● WHAT IS BEING ASKED:
The records below are to be repeated exactly, minus any pictures.

● DATA UNDER STUDY:
━━━━

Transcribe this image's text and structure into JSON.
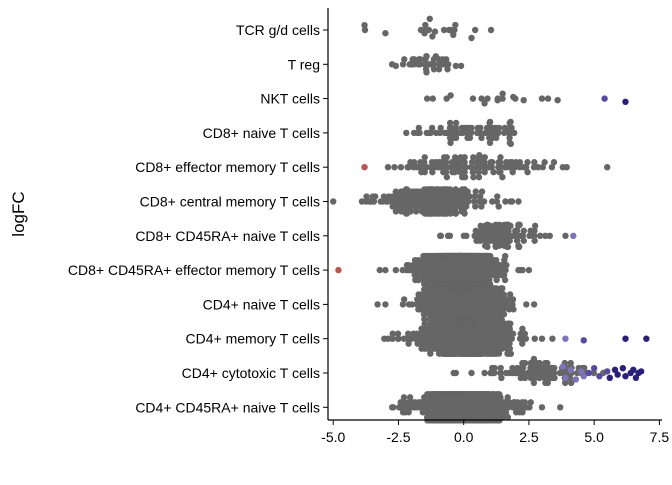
{
  "chart_data": {
    "type": "scatter",
    "subtype": "beeswarm",
    "title": "",
    "xlabel": "",
    "ylabel": "logFC",
    "xlim": [
      -5.2,
      7.6
    ],
    "xticks": [
      -5.0,
      -2.5,
      0.0,
      2.5,
      5.0,
      7.5
    ],
    "xtick_labels": [
      "-5.0",
      "-2.5",
      "0.0",
      "2.5",
      "5.0",
      "7.5"
    ],
    "grid": false,
    "legend": "none",
    "colors": {
      "default": "#666666",
      "down": "#b4584f",
      "up_light": "#7e72b8",
      "up_mid": "#594aa0",
      "up_dark": "#2c1f78"
    },
    "categories": [
      "TCR g/d cells",
      "T reg",
      "NKT cells",
      "CD8+ naive T cells ",
      "CD8+ effector memory T cells",
      "CD8+ central memory T cells",
      "CD8+ CD45RA+ naive T cells",
      "CD8+ CD45RA+ effector memory T cells",
      "CD4+ naive T cells ",
      "CD4+ memory T cells",
      "CD4+ cytotoxic T cells ",
      "CD4+ CD45RA+ naive T cells "
    ],
    "groups": [
      {
        "n": 12,
        "center": -0.9,
        "spread": 1.4,
        "jitter": 5,
        "outliers": [
          [
            -3.8,
            -0.3
          ],
          [
            -3.0,
            0.2
          ],
          [
            -1.5,
            0.2
          ],
          [
            -1.2,
            0.4
          ],
          [
            -1.1,
            0.1
          ],
          [
            -0.4,
            0.3
          ],
          [
            0.3,
            0.5
          ],
          [
            -1.3,
            -0.7
          ]
        ]
      },
      {
        "n": 35,
        "center": -1.3,
        "spread": 0.55,
        "jitter": 8,
        "outliers": [
          [
            -2.6,
            0.1
          ],
          [
            -0.3,
            0.1
          ],
          [
            -0.1,
            0.1
          ]
        ]
      },
      {
        "n": 10,
        "center": 0.8,
        "spread": 1.2,
        "jitter": 7,
        "outliers": [
          [
            -1.4,
            0.0
          ],
          [
            -0.5,
            -0.2
          ],
          [
            0.8,
            0.3
          ],
          [
            1.3,
            0.1
          ],
          [
            1.9,
            -0.1
          ],
          [
            2.3,
            0.1
          ],
          [
            3.0,
            0.0
          ],
          [
            3.6,
            0.1
          ],
          [
            5.4,
            0.0,
            "up_mid"
          ],
          [
            6.2,
            0.2,
            "up_dark"
          ]
        ]
      },
      {
        "n": 70,
        "center": 0.3,
        "spread": 1.0,
        "jitter": 11,
        "outliers": [
          [
            -2.2,
            0.0
          ],
          [
            -1.9,
            0.0
          ]
        ]
      },
      {
        "n": 110,
        "center": 0.2,
        "spread": 1.5,
        "jitter": 12,
        "outliers": [
          [
            -3.8,
            0.0,
            "down"
          ],
          [
            -2.9,
            0.0
          ],
          [
            3.8,
            0.0
          ],
          [
            5.5,
            0.0
          ]
        ]
      },
      {
        "n": 210,
        "center": -1.2,
        "spread": 1.1,
        "jitter": 12,
        "outliers": [
          [
            -3.9,
            0.0
          ],
          [
            -3.6,
            0.0
          ],
          [
            1.6,
            0.0
          ],
          [
            2.1,
            0.0
          ]
        ]
      },
      {
        "n": 95,
        "center": 1.5,
        "spread": 0.7,
        "jitter": 11,
        "outliers": [
          [
            -0.9,
            0.0
          ],
          [
            -0.6,
            0.0
          ],
          [
            3.3,
            0.0
          ],
          [
            3.9,
            0.0
          ],
          [
            4.2,
            0.0,
            "up_light"
          ]
        ]
      },
      {
        "n": 620,
        "center": -0.2,
        "spread": 0.75,
        "jitter": 14,
        "outliers": [
          [
            -4.8,
            0.0,
            "down"
          ],
          [
            -3.0,
            0.0
          ],
          [
            -2.6,
            0.0
          ],
          [
            2.1,
            0.0
          ],
          [
            2.5,
            0.0
          ]
        ]
      },
      {
        "n": 600,
        "center": 0.0,
        "spread": 0.8,
        "jitter": 16,
        "outliers": [
          [
            -3.3,
            0.0
          ],
          [
            -3.0,
            0.0
          ],
          [
            2.4,
            0.0
          ],
          [
            2.7,
            0.0
          ]
        ]
      },
      {
        "n": 380,
        "center": 0.1,
        "spread": 1.0,
        "jitter": 15,
        "outliers": [
          [
            -2.5,
            0.0
          ],
          [
            3.0,
            0.0
          ],
          [
            3.4,
            0.0
          ],
          [
            3.9,
            0.0,
            "up_light"
          ],
          [
            4.6,
            0.1,
            "up_mid"
          ],
          [
            6.2,
            0.0,
            "up_dark"
          ],
          [
            7.0,
            0.0,
            "up_dark"
          ]
        ]
      },
      {
        "n": 90,
        "center": 3.0,
        "spread": 0.9,
        "jitter": 14,
        "outliers": [
          [
            -0.3,
            0.0
          ],
          [
            0.3,
            0.0
          ],
          [
            0.8,
            0.0
          ],
          [
            1.4,
            0.0
          ],
          [
            3.8,
            -0.4,
            "up_light"
          ],
          [
            3.9,
            0.3,
            "up_light"
          ],
          [
            4.1,
            -0.2,
            "up_light"
          ],
          [
            4.3,
            0.4,
            "up_light"
          ],
          [
            4.5,
            -0.1,
            "up_light"
          ],
          [
            4.6,
            0.2,
            "up_light"
          ],
          [
            4.8,
            0.0,
            "up_mid"
          ],
          [
            5.0,
            -0.3,
            "up_mid"
          ],
          [
            5.2,
            0.2,
            "up_mid"
          ],
          [
            5.5,
            -0.1,
            "up_mid"
          ],
          [
            5.6,
            0.3,
            "up_dark"
          ],
          [
            5.8,
            -0.2,
            "up_dark"
          ],
          [
            5.9,
            0.1,
            "up_dark"
          ],
          [
            6.1,
            -0.3,
            "up_dark"
          ],
          [
            6.2,
            0.2,
            "up_dark"
          ],
          [
            6.4,
            0.0,
            "up_dark"
          ],
          [
            6.5,
            -0.2,
            "up_dark"
          ],
          [
            6.6,
            0.3,
            "up_dark"
          ],
          [
            6.7,
            0.0,
            "up_dark"
          ],
          [
            6.8,
            -0.1,
            "up_dark"
          ]
        ]
      },
      {
        "n": 560,
        "center": -0.1,
        "spread": 0.9,
        "jitter": 13,
        "outliers": [
          [
            -2.7,
            0.0
          ],
          [
            -2.3,
            0.0
          ],
          [
            2.4,
            0.0
          ],
          [
            3.0,
            0.0
          ],
          [
            3.7,
            0.0
          ]
        ]
      }
    ]
  }
}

━━━━

● SOLUTION TO THE EXERCISE:
Transcribe this image's text and structure into JSON.
{
  "chart_data": {
    "type": "scatter",
    "subtype": "beeswarm",
    "title": "",
    "xlabel": "",
    "ylabel": "logFC",
    "xlim": [
      -5.2,
      7.6
    ],
    "xticks": [
      -5.0,
      -2.5,
      0.0,
      2.5,
      5.0,
      7.5
    ],
    "xtick_labels": [
      "-5.0",
      "-2.5",
      "0.0",
      "2.5",
      "5.0",
      "7.5"
    ],
    "grid": false,
    "legend": "none",
    "colors": {
      "default": "#666666",
      "down": "#b4584f",
      "up_light": "#7e72b8",
      "up_mid": "#594aa0",
      "up_dark": "#2c1f78"
    },
    "categories": [
      "TCR g/d cells",
      "T reg",
      "NKT cells",
      "CD8+ naive T cells ",
      "CD8+ effector memory T cells",
      "CD8+ central memory T cells",
      "CD8+ CD45RA+ naive T cells",
      "CD8+ CD45RA+ effector memory T cells",
      "CD4+ naive T cells ",
      "CD4+ memory T cells",
      "CD4+ cytotoxic T cells ",
      "CD4+ CD45RA+ naive T cells "
    ],
    "groups": [
      {
        "n": 12,
        "center": -0.9,
        "spread": 1.4,
        "jitter": 5,
        "outliers": [
          [
            -3.8,
            -0.3
          ],
          [
            -3.0,
            0.2
          ],
          [
            -1.5,
            0.2
          ],
          [
            -1.2,
            0.4
          ],
          [
            -1.1,
            0.1
          ],
          [
            -0.4,
            0.3
          ],
          [
            0.3,
            0.5
          ],
          [
            -1.3,
            -0.7
          ]
        ]
      },
      {
        "n": 35,
        "center": -1.3,
        "spread": 0.55,
        "jitter": 8,
        "outliers": [
          [
            -2.6,
            0.1
          ],
          [
            -0.3,
            0.1
          ],
          [
            -0.1,
            0.1
          ]
        ]
      },
      {
        "n": 10,
        "center": 0.8,
        "spread": 1.2,
        "jitter": 7,
        "outliers": [
          [
            -1.4,
            0.0
          ],
          [
            -0.5,
            -0.2
          ],
          [
            0.8,
            0.3
          ],
          [
            1.3,
            0.1
          ],
          [
            1.9,
            -0.1
          ],
          [
            2.3,
            0.1
          ],
          [
            3.0,
            0.0
          ],
          [
            3.6,
            0.1
          ],
          [
            5.4,
            0.0,
            "up_mid"
          ],
          [
            6.2,
            0.2,
            "up_dark"
          ]
        ]
      },
      {
        "n": 70,
        "center": 0.3,
        "spread": 1.0,
        "jitter": 11,
        "outliers": [
          [
            -2.2,
            0.0
          ],
          [
            -1.9,
            0.0
          ]
        ]
      },
      {
        "n": 110,
        "center": 0.2,
        "spread": 1.5,
        "jitter": 12,
        "outliers": [
          [
            -3.8,
            0.0,
            "down"
          ],
          [
            -2.9,
            0.0
          ],
          [
            3.8,
            0.0
          ],
          [
            5.5,
            0.0
          ]
        ]
      },
      {
        "n": 210,
        "center": -1.2,
        "spread": 1.1,
        "jitter": 12,
        "outliers": [
          [
            -3.9,
            0.0
          ],
          [
            -3.6,
            0.0
          ],
          [
            1.6,
            0.0
          ],
          [
            2.1,
            0.0
          ]
        ]
      },
      {
        "n": 95,
        "center": 1.5,
        "spread": 0.7,
        "jitter": 11,
        "outliers": [
          [
            -0.9,
            0.0
          ],
          [
            -0.6,
            0.0
          ],
          [
            3.3,
            0.0
          ],
          [
            3.9,
            0.0
          ],
          [
            4.2,
            0.0,
            "up_light"
          ]
        ]
      },
      {
        "n": 620,
        "center": -0.2,
        "spread": 0.75,
        "jitter": 14,
        "outliers": [
          [
            -4.8,
            0.0,
            "down"
          ],
          [
            -3.0,
            0.0
          ],
          [
            -2.6,
            0.0
          ],
          [
            2.1,
            0.0
          ],
          [
            2.5,
            0.0
          ]
        ]
      },
      {
        "n": 600,
        "center": 0.0,
        "spread": 0.8,
        "jitter": 16,
        "outliers": [
          [
            -3.3,
            0.0
          ],
          [
            -3.0,
            0.0
          ],
          [
            2.4,
            0.0
          ],
          [
            2.7,
            0.0
          ]
        ]
      },
      {
        "n": 380,
        "center": 0.1,
        "spread": 1.0,
        "jitter": 15,
        "outliers": [
          [
            -2.5,
            0.0
          ],
          [
            3.0,
            0.0
          ],
          [
            3.4,
            0.0
          ],
          [
            3.9,
            0.0,
            "up_light"
          ],
          [
            4.6,
            0.1,
            "up_mid"
          ],
          [
            6.2,
            0.0,
            "up_dark"
          ],
          [
            7.0,
            0.0,
            "up_dark"
          ]
        ]
      },
      {
        "n": 90,
        "center": 3.0,
        "spread": 0.9,
        "jitter": 14,
        "outliers": [
          [
            -0.3,
            0.0
          ],
          [
            0.3,
            0.0
          ],
          [
            0.8,
            0.0
          ],
          [
            1.4,
            0.0
          ],
          [
            3.8,
            -0.4,
            "up_light"
          ],
          [
            3.9,
            0.3,
            "up_light"
          ],
          [
            4.1,
            -0.2,
            "up_light"
          ],
          [
            4.3,
            0.4,
            "up_light"
          ],
          [
            4.5,
            -0.1,
            "up_light"
          ],
          [
            4.6,
            0.2,
            "up_light"
          ],
          [
            4.8,
            0.0,
            "up_mid"
          ],
          [
            5.0,
            -0.3,
            "up_mid"
          ],
          [
            5.2,
            0.2,
            "up_mid"
          ],
          [
            5.5,
            -0.1,
            "up_mid"
          ],
          [
            5.6,
            0.3,
            "up_dark"
          ],
          [
            5.8,
            -0.2,
            "up_dark"
          ],
          [
            5.9,
            0.1,
            "up_dark"
          ],
          [
            6.1,
            -0.3,
            "up_dark"
          ],
          [
            6.2,
            0.2,
            "up_dark"
          ],
          [
            6.4,
            0.0,
            "up_dark"
          ],
          [
            6.5,
            -0.2,
            "up_dark"
          ],
          [
            6.6,
            0.3,
            "up_dark"
          ],
          [
            6.7,
            0.0,
            "up_dark"
          ],
          [
            6.8,
            -0.1,
            "up_dark"
          ]
        ]
      },
      {
        "n": 560,
        "center": -0.1,
        "spread": 0.9,
        "jitter": 13,
        "outliers": [
          [
            -2.7,
            0.0
          ],
          [
            -2.3,
            0.0
          ],
          [
            2.4,
            0.0
          ],
          [
            3.0,
            0.0
          ],
          [
            3.7,
            0.0
          ]
        ]
      }
    ]
  }
}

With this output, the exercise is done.